=== EXTRACTED INFORMATION ===

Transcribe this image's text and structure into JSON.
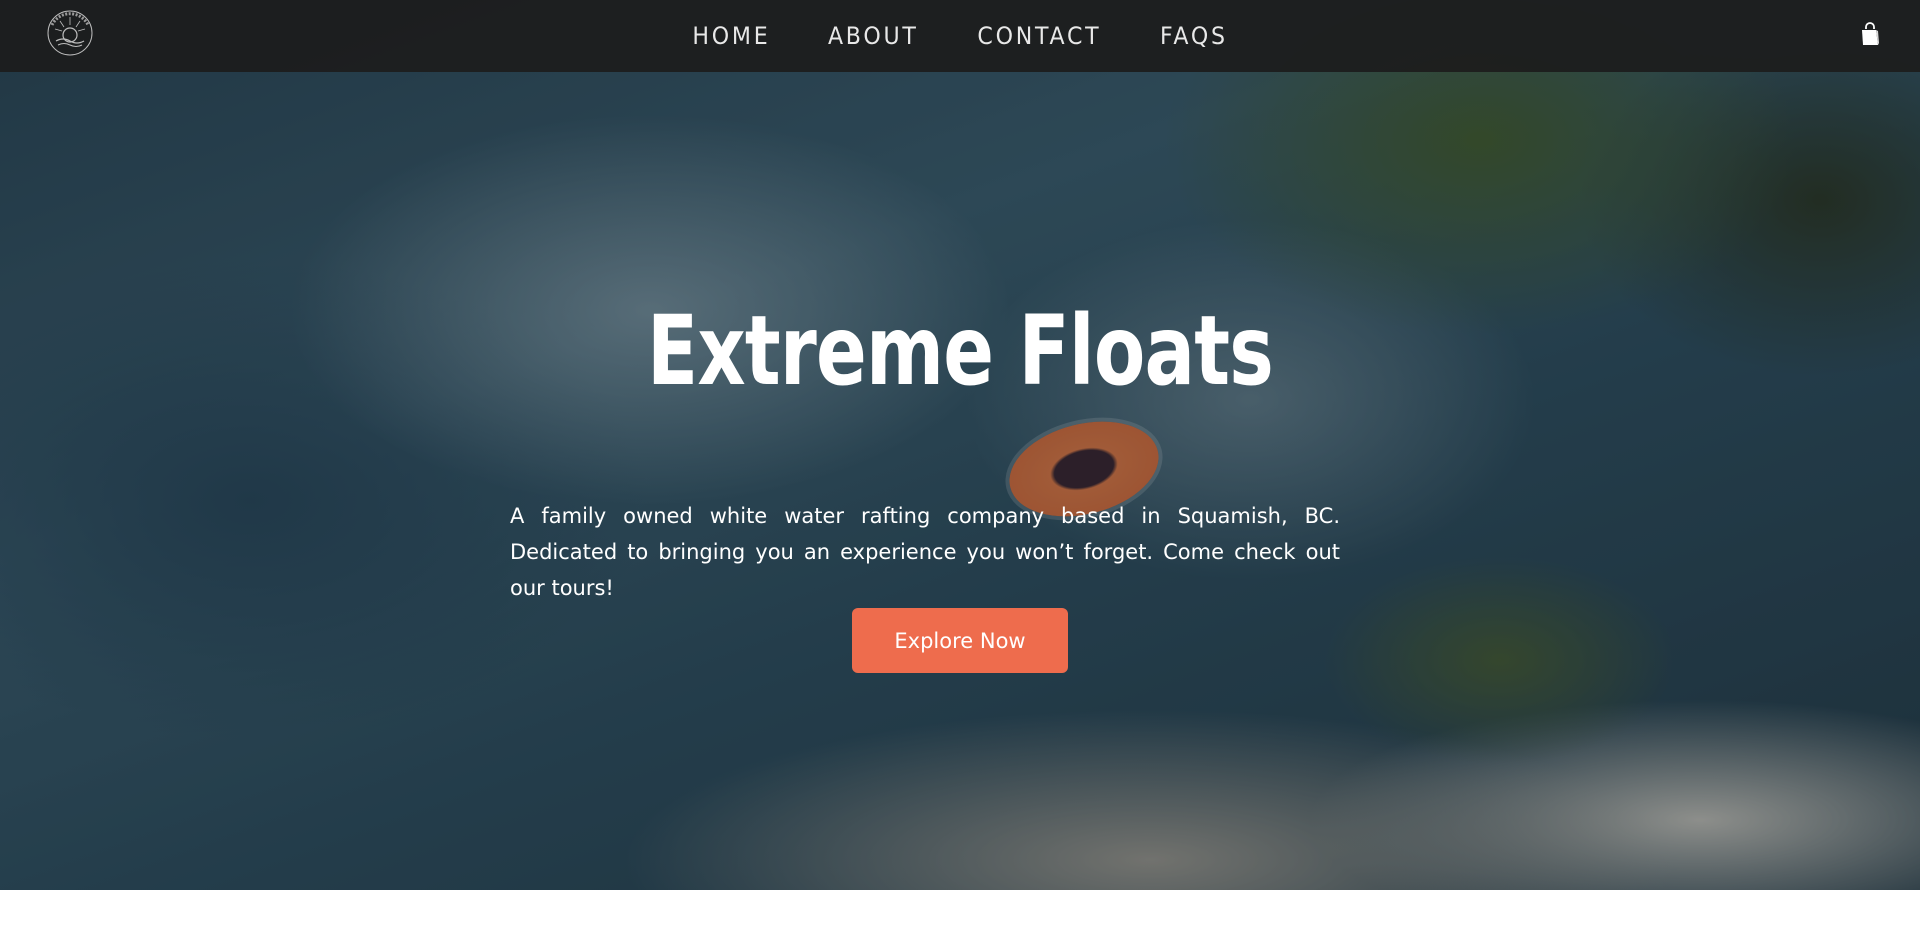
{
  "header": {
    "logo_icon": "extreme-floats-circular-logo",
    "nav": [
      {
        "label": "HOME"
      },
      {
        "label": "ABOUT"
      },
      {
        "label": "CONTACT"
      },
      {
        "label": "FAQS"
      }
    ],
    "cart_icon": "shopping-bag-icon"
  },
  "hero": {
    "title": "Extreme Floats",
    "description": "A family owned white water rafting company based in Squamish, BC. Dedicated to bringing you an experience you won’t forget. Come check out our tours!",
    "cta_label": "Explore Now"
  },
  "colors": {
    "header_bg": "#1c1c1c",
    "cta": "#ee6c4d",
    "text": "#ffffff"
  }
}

===

YOUR OBJECTIVE
Write out the entries again, exactly as given, skipping any images.

CORRECT ANSWER
Transcribe this image's text and structure into JSON.
{
  "header": {
    "logo_icon": "extreme-floats-circular-logo",
    "nav": [
      {
        "label": "HOME"
      },
      {
        "label": "ABOUT"
      },
      {
        "label": "CONTACT"
      },
      {
        "label": "FAQS"
      }
    ],
    "cart_icon": "shopping-bag-icon"
  },
  "hero": {
    "title": "Extreme Floats",
    "description": "A family owned white water rafting company based in Squamish, BC. Dedicated to bringing you an experience you won’t forget. Come check out our tours!",
    "cta_label": "Explore Now"
  },
  "colors": {
    "header_bg": "#1c1c1c",
    "cta": "#ee6c4d",
    "text": "#ffffff"
  }
}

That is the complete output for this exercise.